■ SET PROBLEM
Which lines contain the word "info"? Return each of them as written.

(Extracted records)
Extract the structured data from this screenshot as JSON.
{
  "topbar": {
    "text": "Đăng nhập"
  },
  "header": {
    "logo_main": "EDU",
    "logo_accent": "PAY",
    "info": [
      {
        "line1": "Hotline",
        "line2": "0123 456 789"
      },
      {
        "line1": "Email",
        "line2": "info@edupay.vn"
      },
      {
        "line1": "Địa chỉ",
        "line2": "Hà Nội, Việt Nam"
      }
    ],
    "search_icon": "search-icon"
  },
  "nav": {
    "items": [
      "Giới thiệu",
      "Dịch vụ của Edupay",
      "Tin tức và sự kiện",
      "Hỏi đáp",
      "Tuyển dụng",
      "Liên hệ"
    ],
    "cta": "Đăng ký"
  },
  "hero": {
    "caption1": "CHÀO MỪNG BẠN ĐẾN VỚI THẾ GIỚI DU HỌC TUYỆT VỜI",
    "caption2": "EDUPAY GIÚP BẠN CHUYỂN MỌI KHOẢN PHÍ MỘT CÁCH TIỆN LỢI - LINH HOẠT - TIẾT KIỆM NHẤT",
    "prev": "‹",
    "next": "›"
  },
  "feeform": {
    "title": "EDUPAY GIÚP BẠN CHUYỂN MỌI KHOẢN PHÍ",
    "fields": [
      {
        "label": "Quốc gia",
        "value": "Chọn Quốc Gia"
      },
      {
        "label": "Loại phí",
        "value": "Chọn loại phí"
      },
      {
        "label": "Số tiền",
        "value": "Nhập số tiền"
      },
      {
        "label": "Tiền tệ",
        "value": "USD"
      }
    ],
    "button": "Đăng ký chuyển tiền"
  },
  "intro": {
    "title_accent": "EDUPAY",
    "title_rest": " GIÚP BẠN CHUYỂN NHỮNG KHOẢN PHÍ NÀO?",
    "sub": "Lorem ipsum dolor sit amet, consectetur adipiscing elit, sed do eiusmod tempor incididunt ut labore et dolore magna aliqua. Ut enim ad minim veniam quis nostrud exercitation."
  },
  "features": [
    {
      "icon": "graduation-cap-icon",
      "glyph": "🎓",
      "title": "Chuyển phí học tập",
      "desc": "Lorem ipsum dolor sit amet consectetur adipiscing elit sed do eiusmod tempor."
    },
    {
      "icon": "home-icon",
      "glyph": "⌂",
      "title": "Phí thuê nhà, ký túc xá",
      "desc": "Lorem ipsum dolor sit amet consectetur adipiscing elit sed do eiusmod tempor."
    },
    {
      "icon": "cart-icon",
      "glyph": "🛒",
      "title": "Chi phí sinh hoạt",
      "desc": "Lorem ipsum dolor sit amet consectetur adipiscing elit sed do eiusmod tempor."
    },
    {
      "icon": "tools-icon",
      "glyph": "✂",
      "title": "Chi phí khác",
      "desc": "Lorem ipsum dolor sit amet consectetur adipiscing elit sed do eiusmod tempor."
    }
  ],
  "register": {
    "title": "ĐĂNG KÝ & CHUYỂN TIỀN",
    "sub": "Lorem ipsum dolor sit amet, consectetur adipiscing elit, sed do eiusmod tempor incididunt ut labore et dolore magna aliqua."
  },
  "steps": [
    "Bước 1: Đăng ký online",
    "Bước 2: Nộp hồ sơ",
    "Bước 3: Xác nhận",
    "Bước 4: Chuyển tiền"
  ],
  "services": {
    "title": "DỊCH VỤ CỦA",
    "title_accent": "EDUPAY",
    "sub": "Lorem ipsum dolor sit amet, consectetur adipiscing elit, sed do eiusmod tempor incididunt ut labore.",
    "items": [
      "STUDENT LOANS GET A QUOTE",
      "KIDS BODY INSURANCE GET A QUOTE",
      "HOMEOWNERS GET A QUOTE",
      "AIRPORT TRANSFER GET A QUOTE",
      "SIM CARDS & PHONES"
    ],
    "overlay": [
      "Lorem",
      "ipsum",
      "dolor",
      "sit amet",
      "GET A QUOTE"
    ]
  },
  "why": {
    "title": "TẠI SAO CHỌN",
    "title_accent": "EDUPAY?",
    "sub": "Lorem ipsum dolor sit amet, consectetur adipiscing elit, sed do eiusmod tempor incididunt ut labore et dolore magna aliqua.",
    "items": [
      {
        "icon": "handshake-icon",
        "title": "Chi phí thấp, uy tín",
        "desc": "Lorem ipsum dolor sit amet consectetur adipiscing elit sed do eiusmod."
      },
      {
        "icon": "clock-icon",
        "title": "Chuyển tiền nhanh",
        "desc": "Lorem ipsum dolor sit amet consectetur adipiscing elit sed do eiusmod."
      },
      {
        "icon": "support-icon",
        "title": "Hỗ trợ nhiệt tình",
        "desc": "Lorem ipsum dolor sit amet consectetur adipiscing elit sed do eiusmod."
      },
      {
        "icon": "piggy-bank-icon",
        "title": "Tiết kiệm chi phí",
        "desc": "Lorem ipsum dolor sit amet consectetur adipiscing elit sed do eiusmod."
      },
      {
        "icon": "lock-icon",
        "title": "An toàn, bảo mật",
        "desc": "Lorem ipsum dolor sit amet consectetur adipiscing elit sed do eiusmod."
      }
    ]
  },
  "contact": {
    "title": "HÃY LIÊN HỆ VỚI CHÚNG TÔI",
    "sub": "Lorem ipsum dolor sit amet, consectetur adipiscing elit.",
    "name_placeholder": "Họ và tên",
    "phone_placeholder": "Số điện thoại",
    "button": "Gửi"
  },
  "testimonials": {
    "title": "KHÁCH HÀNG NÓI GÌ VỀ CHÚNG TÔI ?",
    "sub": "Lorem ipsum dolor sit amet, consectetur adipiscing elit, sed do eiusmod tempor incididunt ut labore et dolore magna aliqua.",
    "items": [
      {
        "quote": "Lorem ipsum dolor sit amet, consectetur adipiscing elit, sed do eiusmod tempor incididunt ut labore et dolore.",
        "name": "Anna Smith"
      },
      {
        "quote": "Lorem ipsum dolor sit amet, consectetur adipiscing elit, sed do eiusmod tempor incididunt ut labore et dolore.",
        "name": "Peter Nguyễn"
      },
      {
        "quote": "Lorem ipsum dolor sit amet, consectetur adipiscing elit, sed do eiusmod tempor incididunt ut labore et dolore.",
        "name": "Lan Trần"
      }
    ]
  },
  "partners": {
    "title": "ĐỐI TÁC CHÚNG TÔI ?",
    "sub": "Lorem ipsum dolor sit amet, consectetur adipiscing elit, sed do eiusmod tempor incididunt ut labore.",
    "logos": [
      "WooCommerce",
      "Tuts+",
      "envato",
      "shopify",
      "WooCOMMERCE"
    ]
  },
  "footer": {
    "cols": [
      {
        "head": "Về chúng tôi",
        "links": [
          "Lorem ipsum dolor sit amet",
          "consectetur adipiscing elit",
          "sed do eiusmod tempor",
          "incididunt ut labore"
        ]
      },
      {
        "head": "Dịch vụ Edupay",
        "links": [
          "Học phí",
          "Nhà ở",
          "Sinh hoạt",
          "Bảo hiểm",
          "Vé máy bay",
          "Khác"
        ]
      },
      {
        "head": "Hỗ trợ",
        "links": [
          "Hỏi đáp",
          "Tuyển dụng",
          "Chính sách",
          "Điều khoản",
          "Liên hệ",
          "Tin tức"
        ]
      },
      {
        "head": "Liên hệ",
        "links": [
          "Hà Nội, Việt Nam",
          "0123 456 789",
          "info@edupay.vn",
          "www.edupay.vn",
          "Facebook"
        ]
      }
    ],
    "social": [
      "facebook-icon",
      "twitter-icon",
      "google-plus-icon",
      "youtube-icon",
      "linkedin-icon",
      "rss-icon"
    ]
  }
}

■ OUTPUT FOR THIS TASK
    "info": [
        "line2": "info@edupay.vn"
          "info@edupay.vn",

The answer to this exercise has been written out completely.